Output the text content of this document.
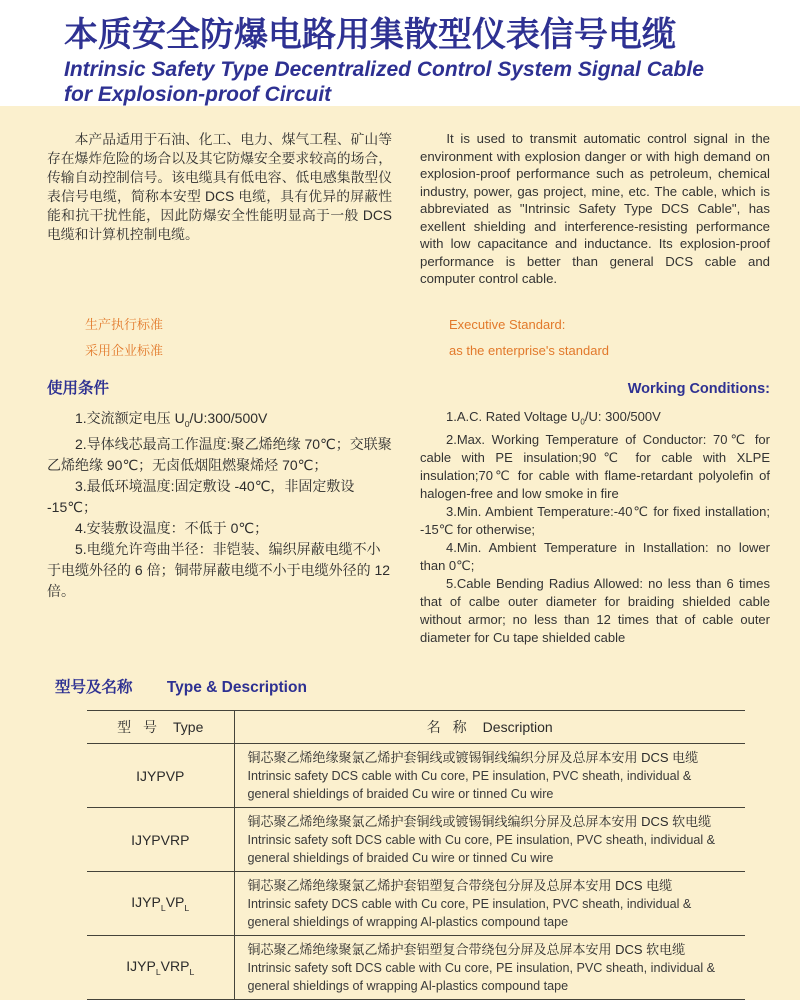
本质安全防爆电路用集散型仪表信号电缆
Intrinsic Safety Type Decentralized Control System Signal Cable
for Explosion-proof Circuit

本产品适用于石油、化工、电力、煤气工程、矿山等存在爆炸危险的场合以及其它防爆安全要求较高的场合，传输自动控制信号。该电缆具有低电容、低电感集散型仪表信号电缆，简称本安型 DCS 电缆，具有优异的屏蔽性能和抗干扰性能，因此防爆安全性能明显高于一般 DCS 电缆和计算机控制电缆。

It is used to transmit automatic control signal in the environment with explosion danger or with high demand on explosion-proof performance such as petroleum, chemical industry, power, gas project, mine, etc. The cable, which is abbreviated as "Intrinsic Safety Type DCS Cable", has exellent shielding and interference-resisting performance with low capacitance and inductance. Its explosion-proof performance is better than general DCS cable and computer control cable.

生产执行标准
采用企业标准
Executive Standard:
as the enterprise's standard
使用条件	Working Conditions:

1.交流额定电压 $U_0/U:300/500V$

2.导体线芯最高工作温度:聚乙烯绝缘 70℃；交联聚乙烯绝缘 90℃；无卤低烟阻燃聚烯烃 70℃；

3.最低环境温度:固定敷设 -40℃，非固定敷设 -15℃；

4.安装敷设温度：不低于 0℃；

5.电缆允许弯曲半径：非铠装、编织屏蔽电缆不小于电缆外径的 6 倍；铜带屏蔽电缆不小于电缆外径的 12 倍。

1.A.C. Rated Voltage $U_0/U$: 300/500V

2.Max. Working Temperature of Conductor: 70℃ for cable with PE insulation;90℃ for cable with XLPE insulation;70℃ for cable with flame-retardant polyolefin of halogen-free and low smoke in fire

3.Min. Ambient Temperature:-40℃ for fixed installation; -15℃ for otherwise;

4.Min. Ambient Temperature in Installation: no lower than 0℃;

5.Cable Bending Radius Allowed: no less than 6 times that of calbe outer diameter for braiding shielded cable without armor; no less than 12 times that of cable outer diameter for Cu tape shielded cable

型号及名称 Type & Description
型 号 Type	名 称 Description
IJYPVP	铜芯聚乙烯绝缘聚氯乙烯护套铜线或镀锡铜线编织分屏及总屏本安用 DCS 电缆
Intrinsic safety DCS cable with Cu core, PE insulation, PVC sheath, individual & general shieldings of braided Cu wire or tinned Cu wire

IJYPVRP	铜芯聚乙烯绝缘聚氯乙烯护套铜线或镀锡铜线编织分屏及总屏本安用 DCS 软电缆
Intrinsic safety soft DCS cable with Cu core, PE insulation, PVC sheath, individual & general shieldings of braided Cu wire or tinned Cu wire

$IJYP_LVP_L$	铜芯聚乙烯绝缘聚氯乙烯护套铝塑复合带绕包分屏及总屏本安用 DCS 电缆
Intrinsic safety DCS cable with Cu core, PE insulation, PVC sheath, individual & general shieldings of wrapping Al-plastics compound tape

$IJYP_LVRP_L$	铜芯聚乙烯绝缘聚氯乙烯护套铝塑复合带绕包分屏及总屏本安用 DCS 软电缆
Intrinsic safety soft DCS cable with Cu core, PE insulation, PVC sheath, individual & general shieldings of wrapping Al-plastics compound tape
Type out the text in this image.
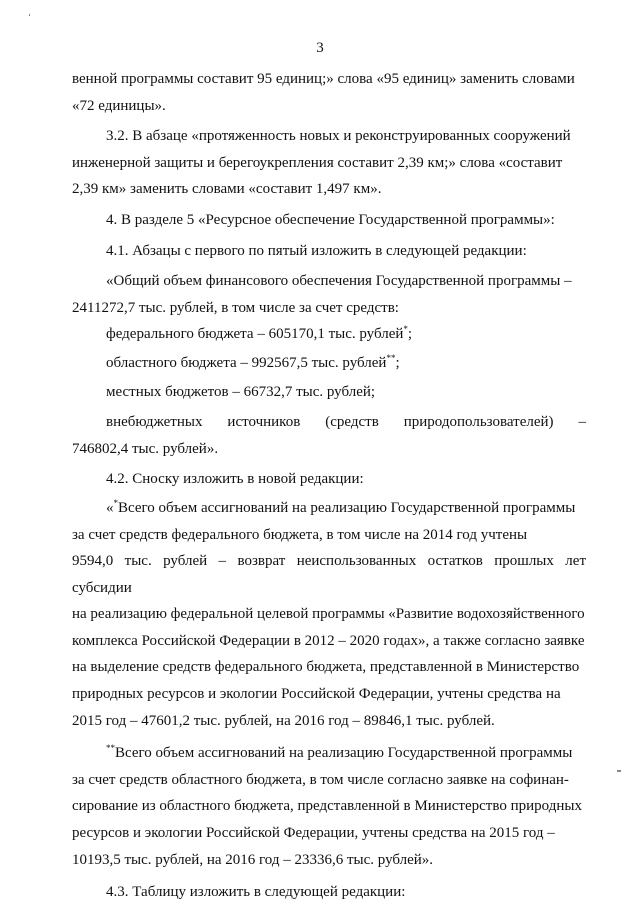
‘
3

венной программы составит 95 единиц;» слова «95 единиц» заменить словами

«72 единицы».

3.2. В абзаце «протяженность новых и реконструированных сооружений

инженерной защиты и берегоукрепления составит 2,39 км;» слова «составит

2,39 км» заменить словами «составит 1,497 км».

4. В разделе 5 «Ресурсное обеспечение Государственной программы»:

4.1. Абзацы с первого по пятый изложить в следующей редакции:

«Общий объем финансового обеспечения Государственной программы –

2411272,7 тыс. рублей, в том числе за счет средств:

федерального бюджета – 605170,1 тыс. рублей*;

областного бюджета – 992567,5 тыс. рублей**;

местных бюджетов – 66732,7 тыс. рублей;

внебюджетных источников (средств природопользователей) –

746802,4 тыс. рублей».

4.2. Сноску изложить в новой редакции:

«*Всего объем ассигнований на реализацию Государственной программы

за счет средств федерального бюджета, в том числе на 2014 год учтены

9594,0 тыс. рублей – возврат неиспользованных остатков прошлых лет субсидии

на реализацию федеральной целевой программы «Развитие водохозяйственного

комплекса Российской Федерации в 2012 – 2020 годах», а также согласно заявке

на выделение средств федерального бюджета, представленной в Министерство

природных ресурсов и экологии Российской Федерации, учтены средства на

2015 год – 47601,2 тыс. рублей, на 2016 год – 89846,1 тыс. рублей.

**Всего объем ассигнований на реализацию Государственной программы

за счет средств областного бюджета, в том числе согласно заявке на софинан-

сирование из областного бюджета, представленной в Министерство природных

ресурсов и экологии Российской Федерации, учтены средства на 2015 год –

10193,5 тыс. рублей, на 2016 год – 23336,6 тыс. рублей».

4.3. Таблицу изложить в следующей редакции:
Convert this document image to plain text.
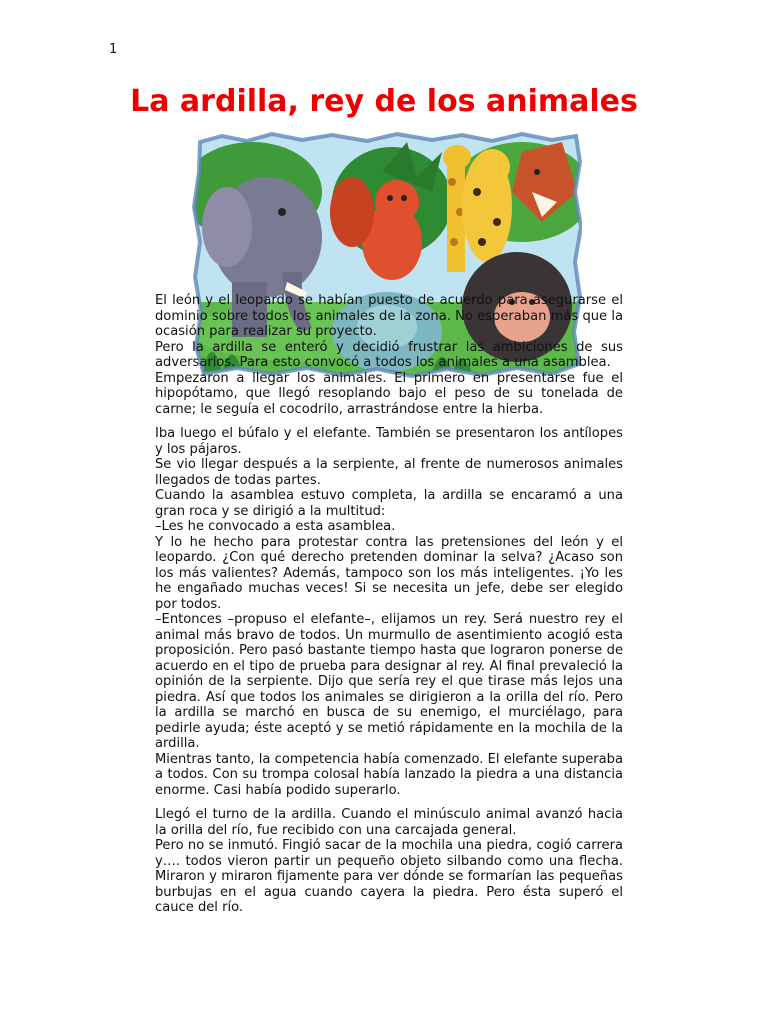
1
La ardilla, rey de los animales

El león y el leopardo se habían puesto de acuerdo para asegurarse el dominio sobre todos los animales de la zona. No esperaban más que la ocasión para realizar su proyecto.

Pero la ardilla se enteró y decidió frustrar las ambiciones de sus adversarios. Para esto convocó a todos los animales a una asamblea.

Empezaron a llegar los animales. El primero en presentarse fue el hipopótamo, que llegó resoplando bajo el peso de su tonelada de carne; le seguía el cocodrilo, arrastrándose entre la hierba.

Iba luego el búfalo y el elefante. También se presentaron los antílopes y los pájaros.

Se vio llegar después a la serpiente, al frente de numerosos animales llegados de todas partes.

Cuando la asamblea estuvo completa, la ardilla se encaramó a una gran roca y se dirigió a la multitud:

–Les he convocado a esta asamblea.

Y lo he hecho para protestar contra las pretensiones del león y el leopardo. ¿Con qué derecho pretenden dominar la selva? ¿Acaso son los más valientes? Además, tampoco son los más inteligentes. ¡Yo les he engañado muchas veces! Si se necesita un jefe, debe ser elegido por todos.

–Entonces –propuso el elefante–, elijamos un rey. Será nuestro rey el animal más bravo de todos. Un murmullo de asentimiento acogió esta proposición. Pero pasó bastante tiempo hasta que lograron ponerse de acuerdo en el tipo de prueba para designar al rey. Al final prevaleció la opinión de la serpiente. Dijo que sería rey el que tirase más lejos una piedra. Así que todos los animales se dirigieron a la orilla del río. Pero la ardilla se marchó en busca de su enemigo, el murciélago, para pedirle ayuda; éste aceptó y se metió rápidamente en la mochila de la ardilla.

Mientras tanto, la competencia había comenzado. El elefante superaba a todos. Con su trompa colosal había lanzado la piedra a una distancia enorme. Casi había podido superarlo.

Llegó el turno de la ardilla. Cuando el minúsculo animal avanzó hacia la orilla del río, fue recibido con una carcajada general.

Pero no se inmutó. Fingió sacar de la mochila una piedra, cogió carrera y…. todos vieron partir un pequeño objeto silbando como una flecha. Miraron y miraron fijamente para ver dónde se formarían las pequeñas burbujas en el agua cuando cayera la piedra. Pero ésta superó el cauce del río.
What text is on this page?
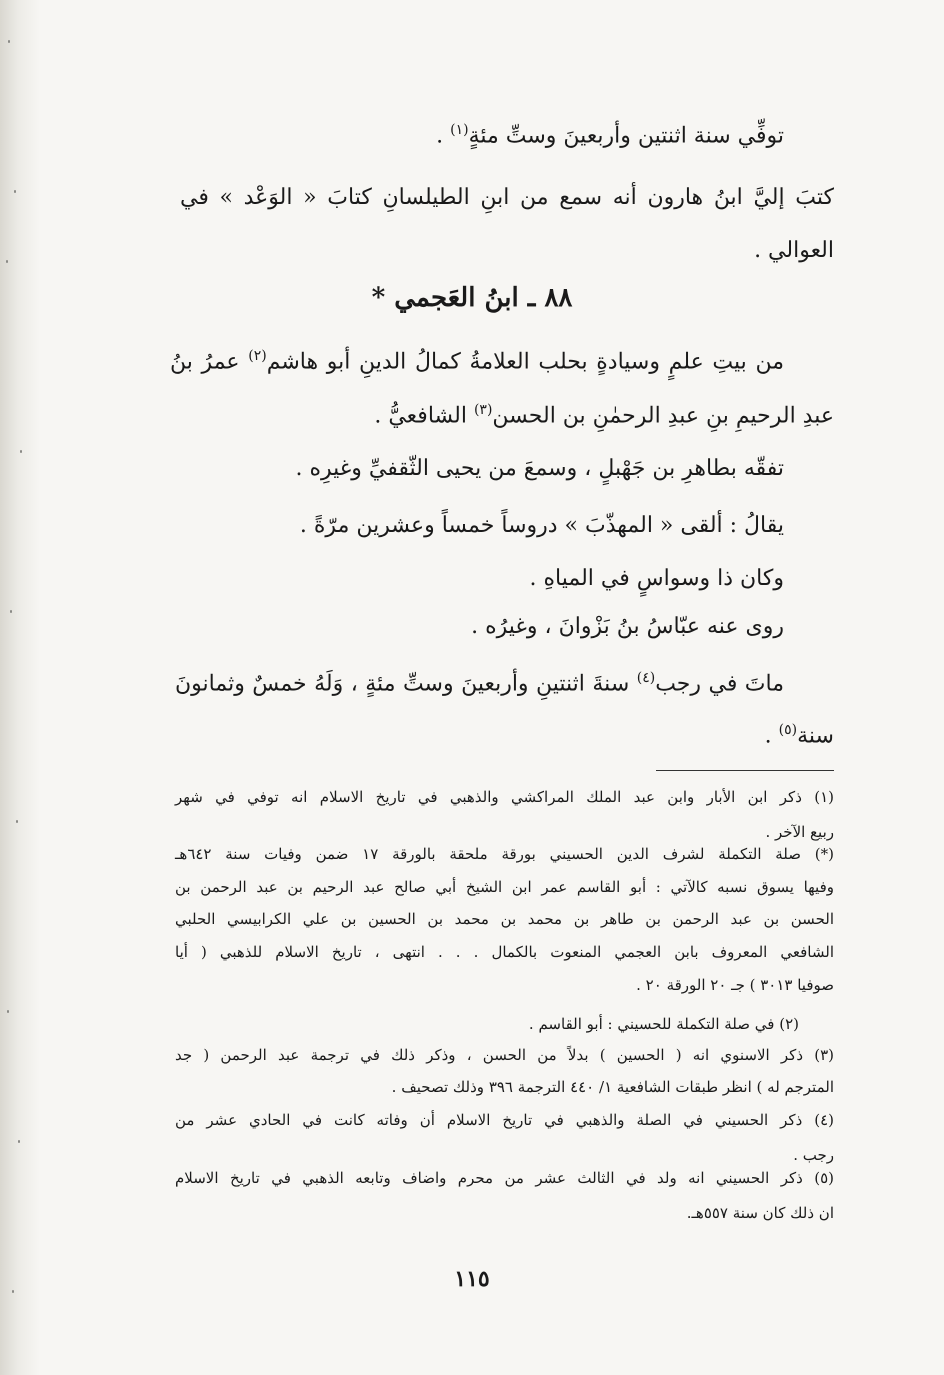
توفِّي سنة اثنتين وأربعينَ وستِّ مئةٍ$^{(١)}$ .
كتبَ إليَّ ابنُ هارون أنه سمع من ابنِ الطيلسانِ كتابَ « الوَعْد » في
العوالي .
٨٨ ـ ابنُ العَجمي *
من بيتِ علمٍ وسيادةٍ بحلب العلامةُ كمالُ الدينِ أبو هاشم$^{(٢)}$ عمرُ بنُ
عبدِ الرحيمِ بنِ عبدِ الرحمٰنِ بن الحسن$^{(٣)}$ الشافعيُّ .
تفقّه بطاهرِ بن جَهْبلٍ ، وسمعَ من يحيى الثّقفيِّ وغيرِه .
يقالُ : ألقى « المهذّبَ » دروساً خمساً وعشرين مرّةً .
وكان ذا وسواسٍ في المياهِ .
روى عنه عبّاسُ بنُ بَزْوانَ ، وغيرُه .
ماتَ في رجب$^{(٤)}$ سنةَ اثنتينِ وأربعينَ وستِّ مئةٍ ، وَلَهُ خمسٌ وثمانونَ
سنة$^{(٥)}$ .
(١) ذكر ابن الأبار وابن عبد الملك المراكشي والذهبي في تاريخ الاسلام انه توفي في شهر
ربيع الآخر .
(*) صلة التكملة لشرف الدين الحسيني بورقة ملحقة بالورقة ١٧ ضمن وفيات سنة ٦٤٢هـ
وفيها يسوق نسبه كالآتي : أبو القاسم عمر ابن الشيخ أبي صالح عبد الرحيم بن عبد الرحمن بن
الحسن بن عبد الرحمن بن طاهر بن محمد بن محمد بن الحسين بن علي الكرابيسي الحلبي
الشافعي المعروف بابن العجمي المنعوت بالكمال . . . انتهى ، تاريخ الاسلام للذهبي ( أيا
صوفيا ٣٠١٣ ) جـ ٢٠ الورقة ٢٠ .
(٢) في صلة التكملة للحسيني : أبو القاسم .
(٣) ذكر الاسنوي انه ( الحسين ) بدلاً من الحسن ، وذكر ذلك في ترجمة عبد الرحمن ( جد
المترجم له ) انظر طبقات الشافعية ١/ ٤٤٠ الترجمة ٣٩٦ وذلك تصحيف .
(٤) ذكر الحسيني في الصلة والذهبي في تاريخ الاسلام أن وفاته كانت في الحادي عشر من
رجب .
(٥) ذكر الحسيني انه ولد في الثالث عشر من محرم واضاف وتابعه الذهبي في تاريخ الاسلام
ان ذلك كان سنة ٥٥٧هـ.
١١٥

- [PROBLEM DETAILS]: Take each line of the material that contains the word "وغير" and list it.

- [WRITTEN ANSWER]:
تفقّه بطاهرِ بن جَهْبلٍ ، وسمعَ من يحيى الثّقفيِّ وغيرِه .
روى عنه عبّاسُ بنُ بَزْوانَ ، وغيرُه .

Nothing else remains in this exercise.